EXERCISE DESCRIPTION
Transcribe the listing word for word.

====== DATA SUPPLIED

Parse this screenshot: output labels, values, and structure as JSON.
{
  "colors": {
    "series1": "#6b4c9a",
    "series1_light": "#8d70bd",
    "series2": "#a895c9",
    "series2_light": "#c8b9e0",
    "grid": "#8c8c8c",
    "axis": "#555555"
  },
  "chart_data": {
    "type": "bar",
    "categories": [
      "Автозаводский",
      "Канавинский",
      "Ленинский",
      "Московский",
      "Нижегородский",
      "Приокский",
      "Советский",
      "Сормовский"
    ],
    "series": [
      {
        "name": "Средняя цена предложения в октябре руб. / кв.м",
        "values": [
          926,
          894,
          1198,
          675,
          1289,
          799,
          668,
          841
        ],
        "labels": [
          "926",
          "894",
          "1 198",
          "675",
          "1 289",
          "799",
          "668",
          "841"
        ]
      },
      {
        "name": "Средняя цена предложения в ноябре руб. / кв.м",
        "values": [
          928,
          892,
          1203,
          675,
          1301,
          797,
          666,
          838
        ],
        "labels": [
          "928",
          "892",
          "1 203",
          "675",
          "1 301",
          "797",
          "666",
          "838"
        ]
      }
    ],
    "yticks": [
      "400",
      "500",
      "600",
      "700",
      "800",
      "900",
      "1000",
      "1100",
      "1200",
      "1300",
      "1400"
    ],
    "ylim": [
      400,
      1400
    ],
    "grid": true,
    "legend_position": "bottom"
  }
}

============

SOLUTION TO THE EXERCISE
Parse this screenshot: output labels, values, and structure as JSON.
{
  "colors": {
    "series1": "#6b4c9a",
    "series1_light": "#8d70bd",
    "series2": "#a895c9",
    "series2_light": "#c8b9e0",
    "grid": "#8c8c8c",
    "axis": "#555555"
  },
  "chart_data": {
    "type": "bar",
    "categories": [
      "Автозаводский",
      "Канавинский",
      "Ленинский",
      "Московский",
      "Нижегородский",
      "Приокский",
      "Советский",
      "Сормовский"
    ],
    "series": [
      {
        "name": "Средняя цена предложения в октябре руб. / кв.м",
        "values": [
          926,
          894,
          1198,
          675,
          1289,
          799,
          668,
          841
        ],
        "labels": [
          "926",
          "894",
          "1 198",
          "675",
          "1 289",
          "799",
          "668",
          "841"
        ]
      },
      {
        "name": "Средняя цена предложения в ноябре руб. / кв.м",
        "values": [
          928,
          892,
          1203,
          675,
          1301,
          797,
          666,
          838
        ],
        "labels": [
          "928",
          "892",
          "1 203",
          "675",
          "1 301",
          "797",
          "666",
          "838"
        ]
      }
    ],
    "yticks": [
      "400",
      "500",
      "600",
      "700",
      "800",
      "900",
      "1000",
      "1100",
      "1200",
      "1300",
      "1400"
    ],
    "ylim": [
      400,
      1400
    ],
    "grid": true,
    "legend_position": "bottom"
  }
}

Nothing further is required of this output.